**What you should do**
Extract all lines that hold "Needs" from the records below.

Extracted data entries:
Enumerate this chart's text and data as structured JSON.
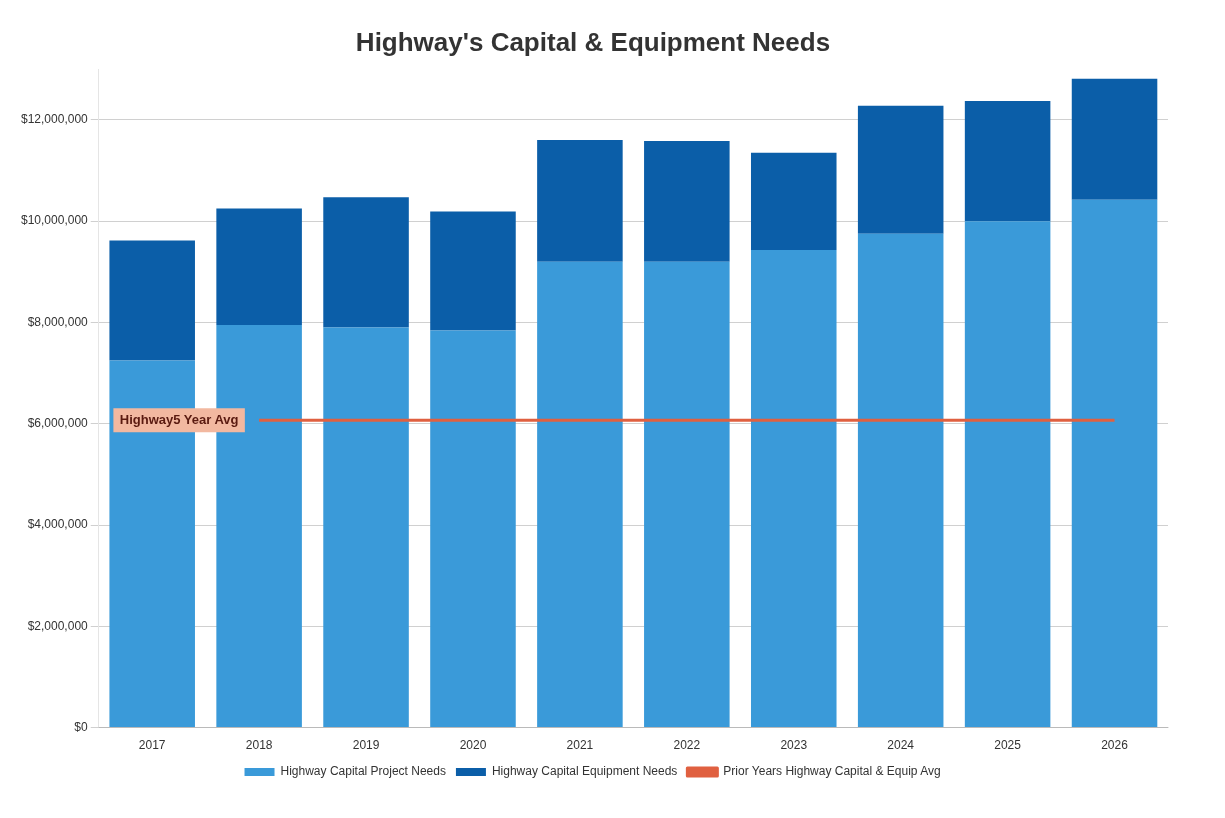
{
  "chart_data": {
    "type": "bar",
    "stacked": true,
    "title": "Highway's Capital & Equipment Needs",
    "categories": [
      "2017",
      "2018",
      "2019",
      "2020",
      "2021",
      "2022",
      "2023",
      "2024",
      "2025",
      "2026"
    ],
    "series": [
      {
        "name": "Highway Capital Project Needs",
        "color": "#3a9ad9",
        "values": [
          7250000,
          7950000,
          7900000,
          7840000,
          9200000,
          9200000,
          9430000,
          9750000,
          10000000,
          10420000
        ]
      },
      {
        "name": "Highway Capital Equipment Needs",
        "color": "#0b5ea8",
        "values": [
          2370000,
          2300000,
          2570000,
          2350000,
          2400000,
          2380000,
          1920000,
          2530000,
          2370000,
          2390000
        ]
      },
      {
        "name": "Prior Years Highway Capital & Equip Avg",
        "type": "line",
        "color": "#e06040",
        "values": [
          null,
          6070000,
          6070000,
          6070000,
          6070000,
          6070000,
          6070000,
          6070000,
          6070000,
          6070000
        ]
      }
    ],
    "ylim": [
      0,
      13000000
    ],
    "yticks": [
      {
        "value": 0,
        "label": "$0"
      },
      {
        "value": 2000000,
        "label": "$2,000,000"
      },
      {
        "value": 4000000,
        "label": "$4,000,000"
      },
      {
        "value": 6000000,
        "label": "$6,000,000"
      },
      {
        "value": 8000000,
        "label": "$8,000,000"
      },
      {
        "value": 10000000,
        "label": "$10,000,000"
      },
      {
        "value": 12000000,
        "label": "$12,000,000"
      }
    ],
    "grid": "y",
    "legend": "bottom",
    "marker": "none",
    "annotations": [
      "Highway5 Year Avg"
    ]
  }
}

...

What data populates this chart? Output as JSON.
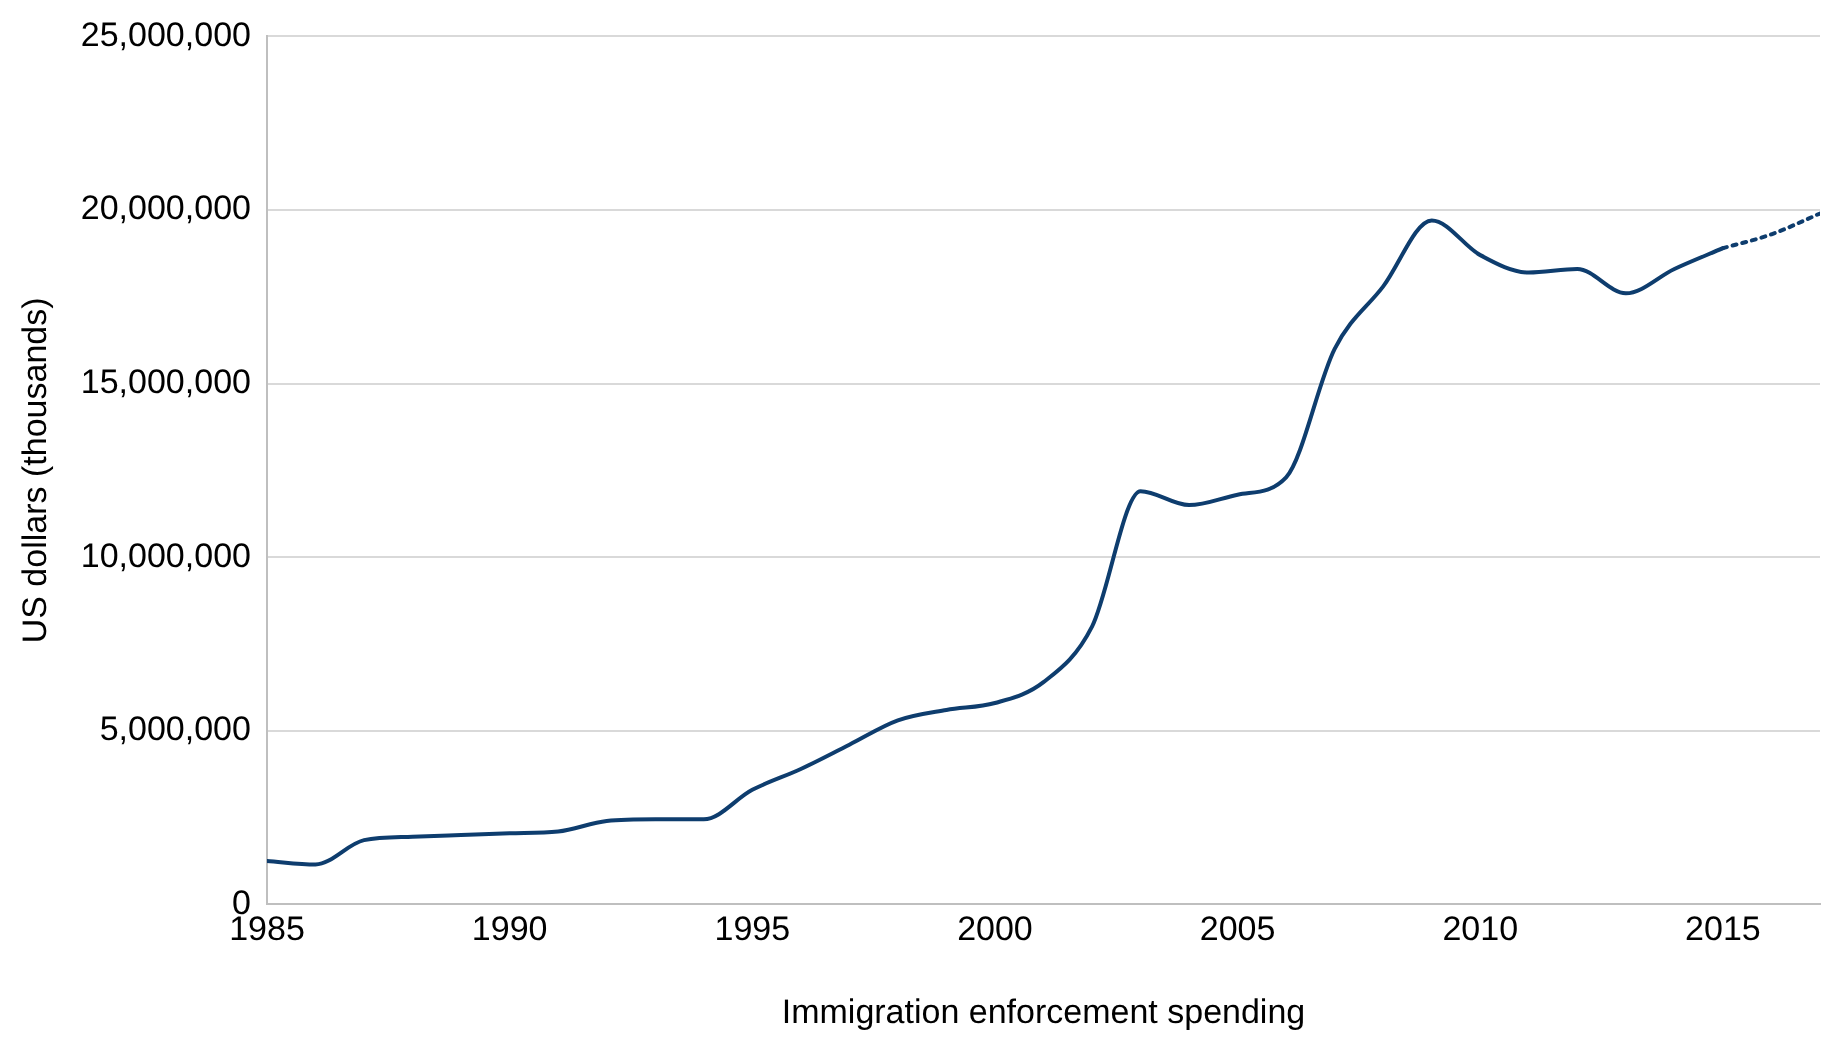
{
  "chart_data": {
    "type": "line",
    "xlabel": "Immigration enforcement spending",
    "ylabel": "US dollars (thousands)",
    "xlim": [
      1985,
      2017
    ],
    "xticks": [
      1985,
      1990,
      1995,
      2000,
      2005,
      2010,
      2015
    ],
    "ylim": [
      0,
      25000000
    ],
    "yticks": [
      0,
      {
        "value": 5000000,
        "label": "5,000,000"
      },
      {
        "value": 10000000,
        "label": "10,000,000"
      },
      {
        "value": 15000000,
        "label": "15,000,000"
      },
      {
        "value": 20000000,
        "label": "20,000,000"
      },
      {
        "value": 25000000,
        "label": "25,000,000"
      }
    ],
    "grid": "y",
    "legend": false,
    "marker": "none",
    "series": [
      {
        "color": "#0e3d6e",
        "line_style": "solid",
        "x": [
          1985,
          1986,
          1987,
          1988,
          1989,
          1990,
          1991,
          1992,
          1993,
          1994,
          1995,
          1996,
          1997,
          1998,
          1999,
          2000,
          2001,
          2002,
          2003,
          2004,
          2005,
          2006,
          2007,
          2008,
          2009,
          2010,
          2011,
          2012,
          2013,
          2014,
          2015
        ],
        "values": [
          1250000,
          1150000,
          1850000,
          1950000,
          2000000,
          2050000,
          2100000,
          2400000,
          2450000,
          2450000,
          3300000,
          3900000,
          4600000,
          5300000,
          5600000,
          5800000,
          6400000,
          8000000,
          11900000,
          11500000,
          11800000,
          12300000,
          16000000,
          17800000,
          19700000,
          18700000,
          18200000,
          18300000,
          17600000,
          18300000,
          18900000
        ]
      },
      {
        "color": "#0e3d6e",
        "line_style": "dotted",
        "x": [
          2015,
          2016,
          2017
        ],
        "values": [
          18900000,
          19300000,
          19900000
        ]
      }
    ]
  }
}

**Final result**
    "title": "Highway's Capital & Equipment Needs",
        "name": "Highway Capital Project Needs",
        "name": "Highway Capital Equipment Needs",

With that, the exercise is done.